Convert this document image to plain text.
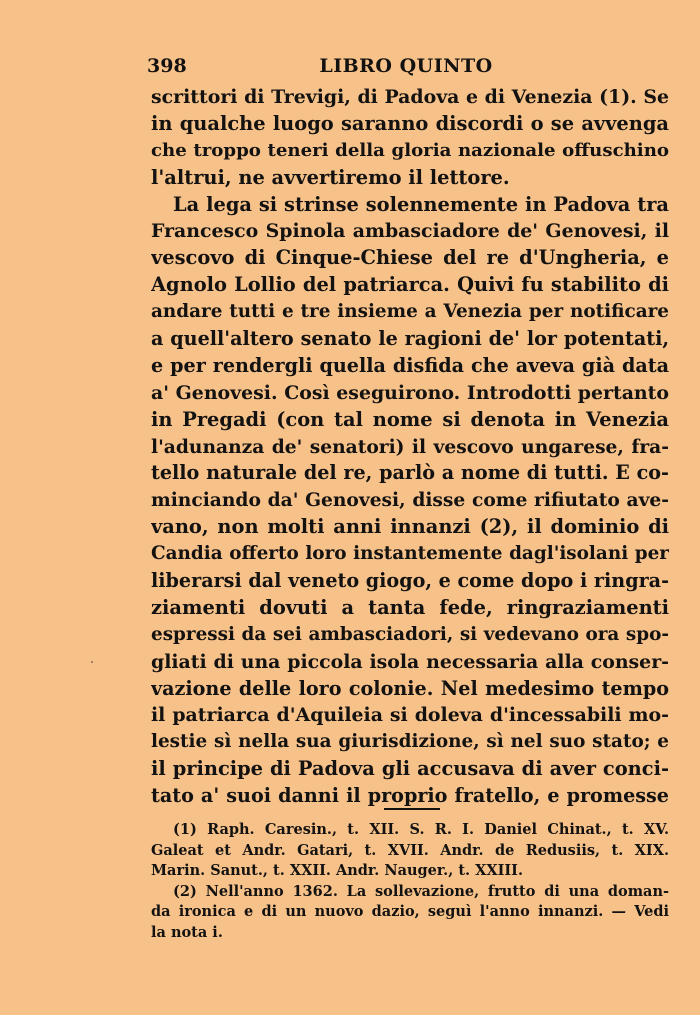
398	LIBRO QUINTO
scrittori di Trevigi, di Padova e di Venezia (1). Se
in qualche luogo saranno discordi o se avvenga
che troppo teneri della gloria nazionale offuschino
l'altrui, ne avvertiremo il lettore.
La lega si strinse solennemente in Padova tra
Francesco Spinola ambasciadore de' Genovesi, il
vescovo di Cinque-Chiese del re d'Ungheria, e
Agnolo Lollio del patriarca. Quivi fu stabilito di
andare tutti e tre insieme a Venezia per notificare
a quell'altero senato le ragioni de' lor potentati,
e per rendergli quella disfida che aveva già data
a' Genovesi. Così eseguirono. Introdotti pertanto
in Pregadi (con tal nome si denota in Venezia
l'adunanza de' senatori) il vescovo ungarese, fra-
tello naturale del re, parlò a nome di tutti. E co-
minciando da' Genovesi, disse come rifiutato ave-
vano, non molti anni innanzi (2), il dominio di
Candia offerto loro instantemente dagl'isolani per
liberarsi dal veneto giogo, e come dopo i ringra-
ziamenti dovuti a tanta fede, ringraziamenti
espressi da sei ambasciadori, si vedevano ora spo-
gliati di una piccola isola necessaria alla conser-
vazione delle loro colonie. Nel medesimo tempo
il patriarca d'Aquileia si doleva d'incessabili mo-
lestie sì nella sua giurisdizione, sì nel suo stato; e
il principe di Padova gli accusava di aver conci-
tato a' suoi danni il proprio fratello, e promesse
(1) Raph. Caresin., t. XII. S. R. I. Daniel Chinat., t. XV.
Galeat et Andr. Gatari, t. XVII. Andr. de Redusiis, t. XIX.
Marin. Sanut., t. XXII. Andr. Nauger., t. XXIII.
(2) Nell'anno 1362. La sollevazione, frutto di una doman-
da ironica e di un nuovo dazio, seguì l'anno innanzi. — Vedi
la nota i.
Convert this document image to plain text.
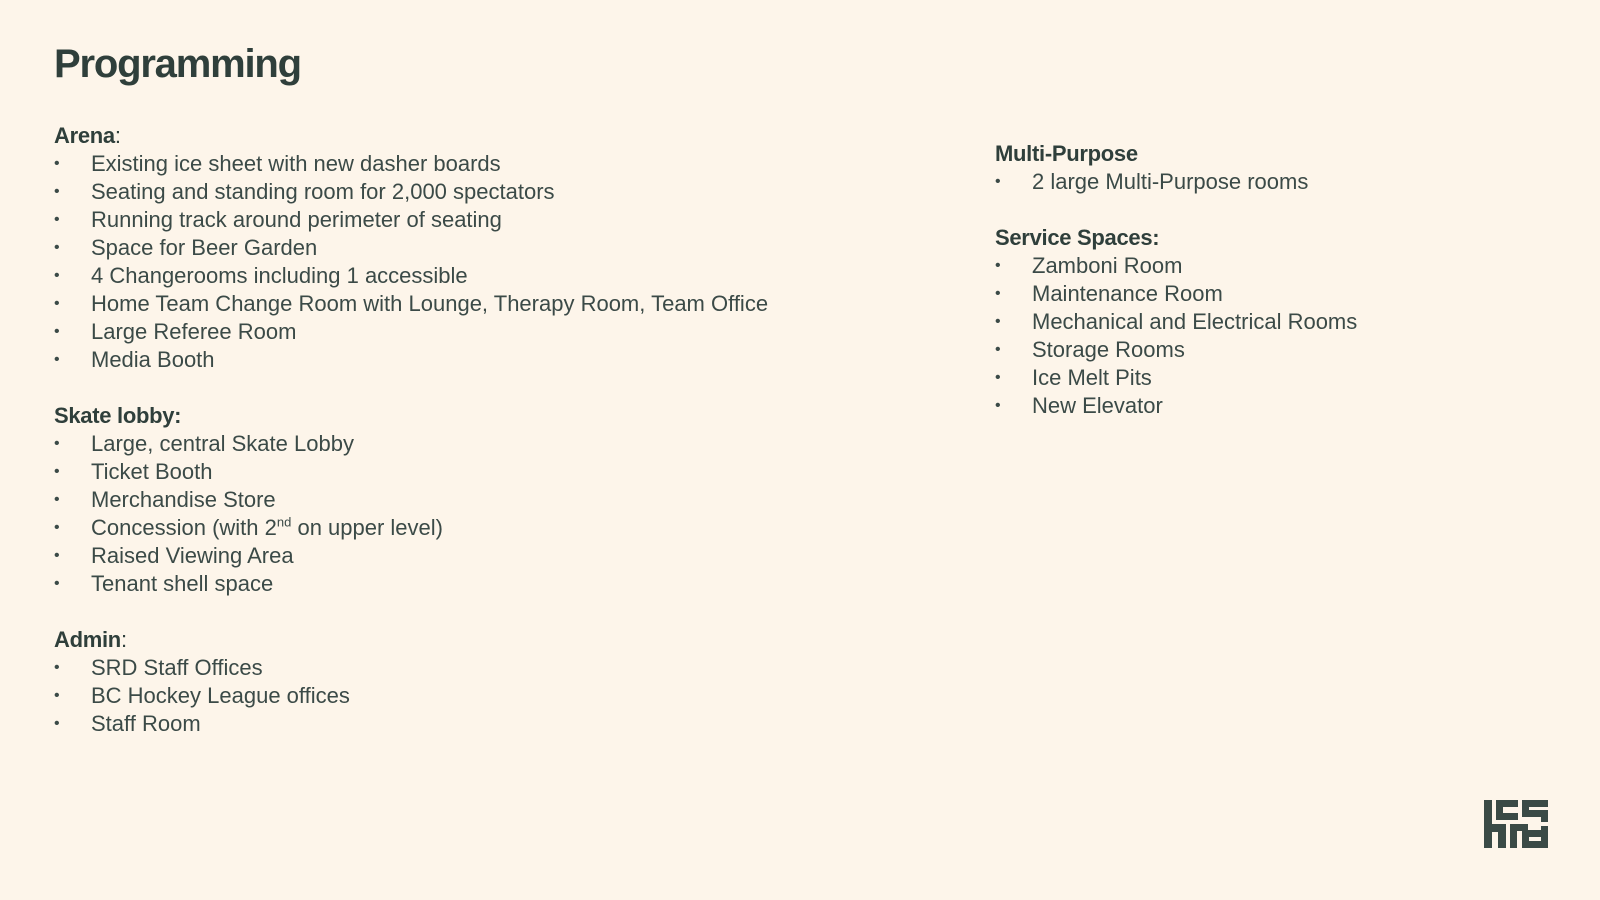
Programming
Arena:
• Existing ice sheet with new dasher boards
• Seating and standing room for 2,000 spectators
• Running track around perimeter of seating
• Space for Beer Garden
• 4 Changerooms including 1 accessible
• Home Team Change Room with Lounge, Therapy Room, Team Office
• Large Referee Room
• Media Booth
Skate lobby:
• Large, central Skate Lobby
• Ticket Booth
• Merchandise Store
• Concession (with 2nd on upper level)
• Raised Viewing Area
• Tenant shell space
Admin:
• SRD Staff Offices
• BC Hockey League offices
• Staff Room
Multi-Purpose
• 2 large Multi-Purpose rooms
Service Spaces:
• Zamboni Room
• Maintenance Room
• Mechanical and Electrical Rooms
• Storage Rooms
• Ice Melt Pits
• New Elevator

--

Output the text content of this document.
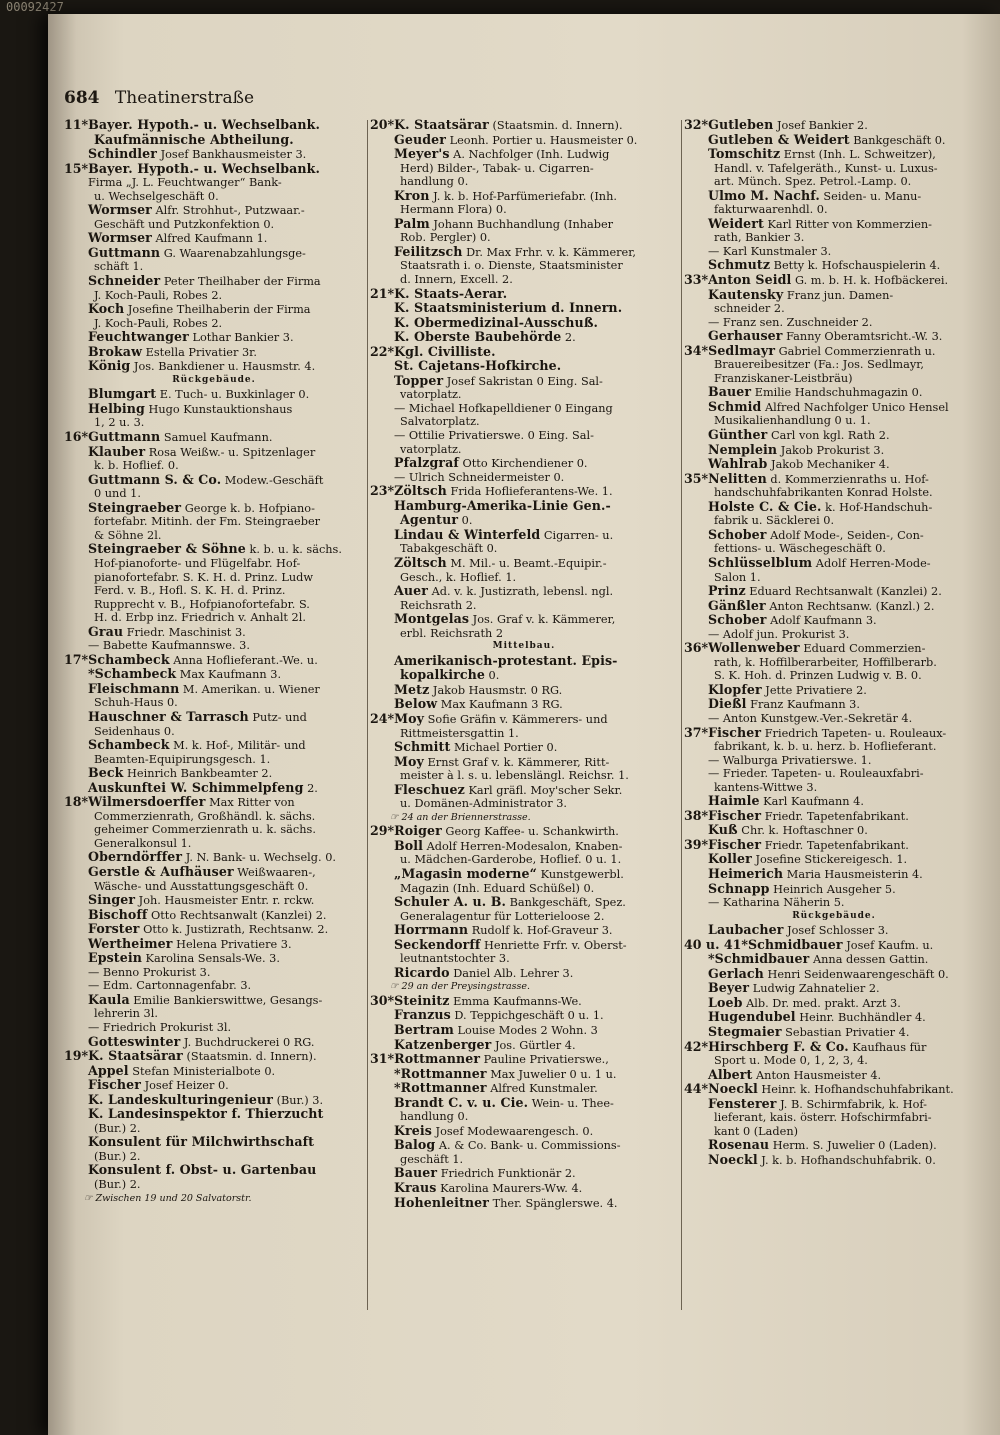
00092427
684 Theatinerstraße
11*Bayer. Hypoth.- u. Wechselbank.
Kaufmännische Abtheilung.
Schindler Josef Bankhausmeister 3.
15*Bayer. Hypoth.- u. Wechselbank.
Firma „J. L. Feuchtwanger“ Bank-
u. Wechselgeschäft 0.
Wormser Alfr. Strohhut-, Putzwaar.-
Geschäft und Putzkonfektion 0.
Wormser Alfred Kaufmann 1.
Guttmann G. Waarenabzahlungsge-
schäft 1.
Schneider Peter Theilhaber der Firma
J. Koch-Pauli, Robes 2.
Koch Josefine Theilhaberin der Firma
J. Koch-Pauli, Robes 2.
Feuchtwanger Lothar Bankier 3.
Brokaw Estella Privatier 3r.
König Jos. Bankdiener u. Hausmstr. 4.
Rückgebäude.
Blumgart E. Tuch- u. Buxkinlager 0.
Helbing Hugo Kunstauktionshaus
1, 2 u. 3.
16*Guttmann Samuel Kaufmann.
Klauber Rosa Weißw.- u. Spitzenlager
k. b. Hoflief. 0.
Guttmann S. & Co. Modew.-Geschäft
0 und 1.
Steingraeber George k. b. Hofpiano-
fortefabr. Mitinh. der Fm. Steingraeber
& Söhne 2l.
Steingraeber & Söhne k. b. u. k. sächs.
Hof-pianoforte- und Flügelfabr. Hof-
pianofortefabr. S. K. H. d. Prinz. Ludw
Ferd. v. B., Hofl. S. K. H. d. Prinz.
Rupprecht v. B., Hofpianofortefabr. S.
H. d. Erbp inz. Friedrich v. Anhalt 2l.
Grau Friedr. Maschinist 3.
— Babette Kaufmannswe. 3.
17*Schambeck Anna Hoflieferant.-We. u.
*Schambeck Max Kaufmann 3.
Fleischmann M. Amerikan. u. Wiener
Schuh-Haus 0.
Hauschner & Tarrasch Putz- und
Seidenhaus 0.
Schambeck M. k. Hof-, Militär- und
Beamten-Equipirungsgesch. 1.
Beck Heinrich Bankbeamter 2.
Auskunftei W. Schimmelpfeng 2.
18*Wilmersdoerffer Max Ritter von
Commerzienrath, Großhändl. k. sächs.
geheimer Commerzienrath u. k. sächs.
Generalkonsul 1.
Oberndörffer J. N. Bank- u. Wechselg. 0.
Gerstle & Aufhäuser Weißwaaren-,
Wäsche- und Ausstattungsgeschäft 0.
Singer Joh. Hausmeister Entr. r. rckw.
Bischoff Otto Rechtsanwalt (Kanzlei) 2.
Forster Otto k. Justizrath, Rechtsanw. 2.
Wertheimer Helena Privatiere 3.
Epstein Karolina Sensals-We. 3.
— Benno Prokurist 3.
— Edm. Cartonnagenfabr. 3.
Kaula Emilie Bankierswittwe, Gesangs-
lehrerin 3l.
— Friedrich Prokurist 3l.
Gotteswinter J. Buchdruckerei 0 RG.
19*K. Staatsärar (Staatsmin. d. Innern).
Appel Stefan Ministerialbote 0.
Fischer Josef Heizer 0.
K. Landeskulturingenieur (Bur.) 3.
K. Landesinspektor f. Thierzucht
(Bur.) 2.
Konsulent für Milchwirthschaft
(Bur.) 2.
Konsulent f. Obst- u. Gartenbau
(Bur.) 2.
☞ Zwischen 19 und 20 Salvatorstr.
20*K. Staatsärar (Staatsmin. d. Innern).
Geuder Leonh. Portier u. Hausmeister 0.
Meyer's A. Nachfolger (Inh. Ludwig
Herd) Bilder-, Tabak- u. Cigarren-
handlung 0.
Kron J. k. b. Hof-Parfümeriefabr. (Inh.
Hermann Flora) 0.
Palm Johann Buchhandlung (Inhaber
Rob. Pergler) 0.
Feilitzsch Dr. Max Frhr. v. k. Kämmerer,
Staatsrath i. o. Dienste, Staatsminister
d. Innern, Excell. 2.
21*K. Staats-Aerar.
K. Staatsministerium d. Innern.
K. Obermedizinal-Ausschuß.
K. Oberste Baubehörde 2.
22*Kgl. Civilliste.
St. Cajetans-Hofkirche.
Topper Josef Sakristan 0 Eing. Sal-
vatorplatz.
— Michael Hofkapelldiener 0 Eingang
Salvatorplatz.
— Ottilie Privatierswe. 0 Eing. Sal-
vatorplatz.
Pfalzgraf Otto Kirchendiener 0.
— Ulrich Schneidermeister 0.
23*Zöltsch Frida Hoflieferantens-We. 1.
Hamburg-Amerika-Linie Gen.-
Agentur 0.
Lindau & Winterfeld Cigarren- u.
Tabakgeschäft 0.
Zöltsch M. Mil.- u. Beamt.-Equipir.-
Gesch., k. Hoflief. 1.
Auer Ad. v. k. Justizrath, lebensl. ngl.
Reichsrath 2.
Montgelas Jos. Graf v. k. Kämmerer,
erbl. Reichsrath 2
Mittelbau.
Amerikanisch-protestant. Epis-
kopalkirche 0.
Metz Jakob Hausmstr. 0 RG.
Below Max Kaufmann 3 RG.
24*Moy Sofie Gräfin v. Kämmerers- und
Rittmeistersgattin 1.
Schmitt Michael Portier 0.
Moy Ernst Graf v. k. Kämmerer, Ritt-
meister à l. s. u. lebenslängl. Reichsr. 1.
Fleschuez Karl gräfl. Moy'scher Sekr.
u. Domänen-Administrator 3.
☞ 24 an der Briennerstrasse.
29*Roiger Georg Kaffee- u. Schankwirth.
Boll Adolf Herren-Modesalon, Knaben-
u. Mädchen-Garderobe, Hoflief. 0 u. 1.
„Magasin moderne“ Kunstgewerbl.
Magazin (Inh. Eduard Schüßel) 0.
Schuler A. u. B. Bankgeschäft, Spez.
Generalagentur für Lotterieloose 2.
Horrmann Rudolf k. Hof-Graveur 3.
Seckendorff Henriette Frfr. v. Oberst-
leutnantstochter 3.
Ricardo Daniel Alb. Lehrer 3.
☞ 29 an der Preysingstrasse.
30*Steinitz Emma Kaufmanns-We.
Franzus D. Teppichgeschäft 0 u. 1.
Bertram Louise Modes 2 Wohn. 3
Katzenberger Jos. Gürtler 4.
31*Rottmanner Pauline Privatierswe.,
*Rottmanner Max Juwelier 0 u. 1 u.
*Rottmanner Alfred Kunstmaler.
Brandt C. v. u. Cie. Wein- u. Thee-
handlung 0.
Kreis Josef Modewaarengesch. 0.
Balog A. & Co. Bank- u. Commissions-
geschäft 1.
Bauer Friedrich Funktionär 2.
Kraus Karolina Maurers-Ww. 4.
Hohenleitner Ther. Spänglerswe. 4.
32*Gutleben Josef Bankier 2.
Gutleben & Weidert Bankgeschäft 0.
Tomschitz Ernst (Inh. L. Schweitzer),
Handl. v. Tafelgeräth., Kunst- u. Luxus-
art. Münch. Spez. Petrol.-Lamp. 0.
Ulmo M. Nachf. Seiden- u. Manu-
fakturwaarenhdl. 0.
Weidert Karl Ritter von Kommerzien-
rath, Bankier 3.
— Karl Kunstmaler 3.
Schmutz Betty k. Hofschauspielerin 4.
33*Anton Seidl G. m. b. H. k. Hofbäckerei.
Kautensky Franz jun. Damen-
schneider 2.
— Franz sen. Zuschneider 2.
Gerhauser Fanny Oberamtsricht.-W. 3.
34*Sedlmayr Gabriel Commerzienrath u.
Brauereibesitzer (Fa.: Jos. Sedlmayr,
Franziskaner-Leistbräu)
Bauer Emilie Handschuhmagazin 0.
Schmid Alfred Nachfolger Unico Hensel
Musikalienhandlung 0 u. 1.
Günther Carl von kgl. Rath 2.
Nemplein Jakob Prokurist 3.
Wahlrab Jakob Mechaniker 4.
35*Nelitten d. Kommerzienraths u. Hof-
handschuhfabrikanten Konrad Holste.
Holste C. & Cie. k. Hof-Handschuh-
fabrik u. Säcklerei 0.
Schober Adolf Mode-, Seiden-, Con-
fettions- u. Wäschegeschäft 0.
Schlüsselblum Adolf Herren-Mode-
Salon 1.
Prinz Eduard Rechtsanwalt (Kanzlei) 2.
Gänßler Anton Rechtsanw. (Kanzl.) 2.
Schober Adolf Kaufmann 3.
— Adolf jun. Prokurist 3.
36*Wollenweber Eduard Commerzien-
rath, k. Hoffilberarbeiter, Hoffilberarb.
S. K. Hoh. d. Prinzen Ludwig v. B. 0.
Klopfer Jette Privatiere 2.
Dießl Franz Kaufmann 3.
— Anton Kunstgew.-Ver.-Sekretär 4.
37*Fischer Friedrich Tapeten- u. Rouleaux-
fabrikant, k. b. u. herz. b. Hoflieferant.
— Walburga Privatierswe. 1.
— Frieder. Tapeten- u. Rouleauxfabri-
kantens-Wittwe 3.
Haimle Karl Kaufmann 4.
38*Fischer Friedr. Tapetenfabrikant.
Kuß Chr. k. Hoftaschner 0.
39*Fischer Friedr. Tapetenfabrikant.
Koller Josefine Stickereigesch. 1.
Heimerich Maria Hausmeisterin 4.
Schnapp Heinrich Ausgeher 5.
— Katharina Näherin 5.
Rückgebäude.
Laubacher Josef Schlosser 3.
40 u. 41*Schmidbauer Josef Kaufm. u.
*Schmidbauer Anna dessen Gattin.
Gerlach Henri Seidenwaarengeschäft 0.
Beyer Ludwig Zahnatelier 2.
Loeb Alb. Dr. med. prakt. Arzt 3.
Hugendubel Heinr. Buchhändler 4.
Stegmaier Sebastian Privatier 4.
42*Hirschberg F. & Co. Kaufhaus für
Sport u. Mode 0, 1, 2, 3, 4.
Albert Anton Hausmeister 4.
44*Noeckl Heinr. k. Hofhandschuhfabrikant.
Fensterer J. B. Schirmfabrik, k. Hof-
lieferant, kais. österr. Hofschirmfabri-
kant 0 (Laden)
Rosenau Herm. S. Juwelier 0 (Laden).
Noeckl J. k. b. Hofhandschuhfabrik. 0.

• [WRITTEN TASK]:
Return the number of lines that include the word "Nachfolger", and nothing else.

• [CORRECT ANSWER]:
2